▸ TASK
Where a line holds the string "title", return that line.

▸ ENTRIES SUPPLIED
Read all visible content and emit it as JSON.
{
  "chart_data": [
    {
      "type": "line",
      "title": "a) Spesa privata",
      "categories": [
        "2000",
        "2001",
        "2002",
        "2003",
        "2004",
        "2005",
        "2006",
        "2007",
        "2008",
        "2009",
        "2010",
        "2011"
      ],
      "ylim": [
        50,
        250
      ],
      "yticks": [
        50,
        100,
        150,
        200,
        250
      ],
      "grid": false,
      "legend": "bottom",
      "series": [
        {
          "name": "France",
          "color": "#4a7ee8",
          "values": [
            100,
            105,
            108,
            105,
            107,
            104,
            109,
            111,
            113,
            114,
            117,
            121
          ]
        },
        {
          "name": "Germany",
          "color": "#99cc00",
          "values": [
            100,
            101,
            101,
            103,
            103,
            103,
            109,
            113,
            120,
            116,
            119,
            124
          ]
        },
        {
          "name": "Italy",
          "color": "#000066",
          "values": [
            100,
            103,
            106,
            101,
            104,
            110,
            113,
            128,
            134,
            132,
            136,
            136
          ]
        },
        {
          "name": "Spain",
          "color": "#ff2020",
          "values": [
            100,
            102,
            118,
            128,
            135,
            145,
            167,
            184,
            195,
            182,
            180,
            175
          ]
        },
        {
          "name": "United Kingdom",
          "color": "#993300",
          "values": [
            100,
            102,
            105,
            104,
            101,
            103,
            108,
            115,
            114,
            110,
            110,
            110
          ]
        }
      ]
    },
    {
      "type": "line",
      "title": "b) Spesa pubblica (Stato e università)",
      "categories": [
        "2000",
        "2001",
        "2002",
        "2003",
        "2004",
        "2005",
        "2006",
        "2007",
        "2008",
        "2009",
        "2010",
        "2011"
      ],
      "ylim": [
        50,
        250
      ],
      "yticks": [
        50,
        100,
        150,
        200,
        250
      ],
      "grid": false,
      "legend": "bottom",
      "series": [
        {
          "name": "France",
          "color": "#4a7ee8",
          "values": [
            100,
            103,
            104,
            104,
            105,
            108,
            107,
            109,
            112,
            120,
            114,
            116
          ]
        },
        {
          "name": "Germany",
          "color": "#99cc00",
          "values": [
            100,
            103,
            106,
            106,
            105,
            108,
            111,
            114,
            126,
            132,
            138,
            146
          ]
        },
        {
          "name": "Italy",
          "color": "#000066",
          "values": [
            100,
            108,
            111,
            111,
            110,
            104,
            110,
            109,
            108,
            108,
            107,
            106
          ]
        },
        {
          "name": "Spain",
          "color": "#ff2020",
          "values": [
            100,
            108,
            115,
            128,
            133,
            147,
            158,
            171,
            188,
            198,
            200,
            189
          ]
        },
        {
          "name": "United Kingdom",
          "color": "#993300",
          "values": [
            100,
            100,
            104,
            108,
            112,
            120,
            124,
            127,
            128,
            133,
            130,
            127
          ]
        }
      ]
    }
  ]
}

▸ RESPONSE FOR THIS EXERCISE
      "title": "a) Spesa privata",
      "title": "b) Spesa pubblica (Stato e università)",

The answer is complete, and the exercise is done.